* Prompt:
Of all the lines in the records below, how many hold the word "MPPT"? Give the number alone.

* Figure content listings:
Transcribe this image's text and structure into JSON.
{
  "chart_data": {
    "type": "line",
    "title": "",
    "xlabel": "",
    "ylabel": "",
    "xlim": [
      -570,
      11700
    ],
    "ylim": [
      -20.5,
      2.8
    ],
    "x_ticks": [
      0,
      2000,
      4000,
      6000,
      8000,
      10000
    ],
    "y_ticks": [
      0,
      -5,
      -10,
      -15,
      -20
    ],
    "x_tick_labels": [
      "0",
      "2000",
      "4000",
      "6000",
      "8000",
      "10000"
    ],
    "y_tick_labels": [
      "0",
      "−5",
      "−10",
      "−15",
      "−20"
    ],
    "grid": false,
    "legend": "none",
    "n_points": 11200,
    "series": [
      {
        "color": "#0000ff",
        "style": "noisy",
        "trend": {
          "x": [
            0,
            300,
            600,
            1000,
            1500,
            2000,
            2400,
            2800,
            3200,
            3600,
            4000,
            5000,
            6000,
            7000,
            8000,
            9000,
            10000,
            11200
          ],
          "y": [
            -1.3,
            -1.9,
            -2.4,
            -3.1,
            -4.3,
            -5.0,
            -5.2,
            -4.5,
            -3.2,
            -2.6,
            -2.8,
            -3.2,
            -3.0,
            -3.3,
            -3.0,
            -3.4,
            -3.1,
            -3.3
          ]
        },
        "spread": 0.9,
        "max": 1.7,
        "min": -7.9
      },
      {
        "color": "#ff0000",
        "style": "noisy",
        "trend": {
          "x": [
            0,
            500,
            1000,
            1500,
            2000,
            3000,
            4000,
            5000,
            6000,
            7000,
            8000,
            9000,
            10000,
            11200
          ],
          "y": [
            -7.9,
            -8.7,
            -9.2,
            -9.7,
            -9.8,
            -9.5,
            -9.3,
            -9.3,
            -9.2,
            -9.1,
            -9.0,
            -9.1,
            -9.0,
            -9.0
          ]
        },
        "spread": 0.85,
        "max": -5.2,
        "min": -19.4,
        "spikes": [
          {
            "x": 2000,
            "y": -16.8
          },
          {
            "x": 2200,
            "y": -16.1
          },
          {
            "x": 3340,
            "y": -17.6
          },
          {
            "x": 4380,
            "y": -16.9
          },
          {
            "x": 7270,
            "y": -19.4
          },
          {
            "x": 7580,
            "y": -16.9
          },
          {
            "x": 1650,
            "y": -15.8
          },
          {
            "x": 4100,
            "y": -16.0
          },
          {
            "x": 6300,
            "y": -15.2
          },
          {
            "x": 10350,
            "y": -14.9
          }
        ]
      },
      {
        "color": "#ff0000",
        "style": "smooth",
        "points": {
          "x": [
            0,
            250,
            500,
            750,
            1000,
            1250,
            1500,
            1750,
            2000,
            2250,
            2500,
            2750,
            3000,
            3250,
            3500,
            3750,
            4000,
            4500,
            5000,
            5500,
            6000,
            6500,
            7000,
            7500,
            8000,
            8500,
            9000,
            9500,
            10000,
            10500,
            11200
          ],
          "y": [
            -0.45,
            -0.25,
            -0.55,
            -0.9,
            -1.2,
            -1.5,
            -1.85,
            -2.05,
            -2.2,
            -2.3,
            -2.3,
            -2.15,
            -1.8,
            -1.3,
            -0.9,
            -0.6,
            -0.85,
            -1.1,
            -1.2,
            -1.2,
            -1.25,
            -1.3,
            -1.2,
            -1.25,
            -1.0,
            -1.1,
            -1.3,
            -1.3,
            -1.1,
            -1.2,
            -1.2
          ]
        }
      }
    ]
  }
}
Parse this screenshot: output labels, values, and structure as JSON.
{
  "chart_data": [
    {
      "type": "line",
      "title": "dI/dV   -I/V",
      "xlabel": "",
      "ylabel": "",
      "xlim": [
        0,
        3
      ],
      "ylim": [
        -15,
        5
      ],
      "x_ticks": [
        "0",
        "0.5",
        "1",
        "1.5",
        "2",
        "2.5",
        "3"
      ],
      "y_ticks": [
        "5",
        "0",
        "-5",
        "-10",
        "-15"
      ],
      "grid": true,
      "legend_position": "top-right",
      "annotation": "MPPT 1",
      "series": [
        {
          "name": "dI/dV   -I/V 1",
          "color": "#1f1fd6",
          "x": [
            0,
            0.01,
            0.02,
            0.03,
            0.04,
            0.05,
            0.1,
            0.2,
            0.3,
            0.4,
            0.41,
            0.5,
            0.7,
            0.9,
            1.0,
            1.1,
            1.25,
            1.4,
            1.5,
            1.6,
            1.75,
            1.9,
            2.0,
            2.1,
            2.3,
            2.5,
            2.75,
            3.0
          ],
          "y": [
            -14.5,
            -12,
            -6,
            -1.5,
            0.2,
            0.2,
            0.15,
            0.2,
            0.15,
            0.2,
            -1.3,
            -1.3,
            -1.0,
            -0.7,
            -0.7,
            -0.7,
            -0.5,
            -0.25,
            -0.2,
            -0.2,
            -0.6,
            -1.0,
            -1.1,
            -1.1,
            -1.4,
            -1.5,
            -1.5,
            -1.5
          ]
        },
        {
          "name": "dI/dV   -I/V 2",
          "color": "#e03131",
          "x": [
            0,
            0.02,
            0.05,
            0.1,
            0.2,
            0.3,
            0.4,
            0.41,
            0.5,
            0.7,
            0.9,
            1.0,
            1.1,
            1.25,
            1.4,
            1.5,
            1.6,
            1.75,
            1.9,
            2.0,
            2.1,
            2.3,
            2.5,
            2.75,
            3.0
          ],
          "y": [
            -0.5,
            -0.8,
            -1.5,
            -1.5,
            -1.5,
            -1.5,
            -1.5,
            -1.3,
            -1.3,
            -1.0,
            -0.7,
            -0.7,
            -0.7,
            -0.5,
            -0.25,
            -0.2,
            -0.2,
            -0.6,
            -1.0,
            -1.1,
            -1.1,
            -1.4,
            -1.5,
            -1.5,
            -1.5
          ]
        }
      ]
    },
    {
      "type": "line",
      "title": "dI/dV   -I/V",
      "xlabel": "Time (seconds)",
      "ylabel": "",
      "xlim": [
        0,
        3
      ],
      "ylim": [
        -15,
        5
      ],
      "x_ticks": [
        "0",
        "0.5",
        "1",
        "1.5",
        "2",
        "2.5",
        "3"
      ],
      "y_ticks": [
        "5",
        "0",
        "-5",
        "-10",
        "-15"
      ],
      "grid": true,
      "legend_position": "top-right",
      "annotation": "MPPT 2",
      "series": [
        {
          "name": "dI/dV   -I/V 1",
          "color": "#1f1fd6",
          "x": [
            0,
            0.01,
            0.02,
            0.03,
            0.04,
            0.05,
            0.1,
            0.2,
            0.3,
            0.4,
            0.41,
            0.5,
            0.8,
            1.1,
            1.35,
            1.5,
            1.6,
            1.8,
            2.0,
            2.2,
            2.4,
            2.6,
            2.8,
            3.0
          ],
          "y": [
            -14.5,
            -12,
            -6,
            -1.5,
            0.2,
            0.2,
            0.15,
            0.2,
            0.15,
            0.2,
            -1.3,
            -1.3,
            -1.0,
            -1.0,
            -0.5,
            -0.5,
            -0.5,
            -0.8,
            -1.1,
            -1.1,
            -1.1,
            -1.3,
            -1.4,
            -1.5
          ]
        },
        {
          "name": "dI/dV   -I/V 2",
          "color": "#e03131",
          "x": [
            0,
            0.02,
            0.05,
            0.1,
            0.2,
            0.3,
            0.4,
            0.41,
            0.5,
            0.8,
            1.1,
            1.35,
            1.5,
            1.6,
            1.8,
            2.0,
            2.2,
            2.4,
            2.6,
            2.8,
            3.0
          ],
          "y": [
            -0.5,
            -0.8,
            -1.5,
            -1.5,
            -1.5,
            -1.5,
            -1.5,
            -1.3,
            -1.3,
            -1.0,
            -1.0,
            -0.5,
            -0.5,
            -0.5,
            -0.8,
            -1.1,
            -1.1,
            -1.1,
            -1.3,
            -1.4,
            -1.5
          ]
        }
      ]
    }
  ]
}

* Result for this exercise:
2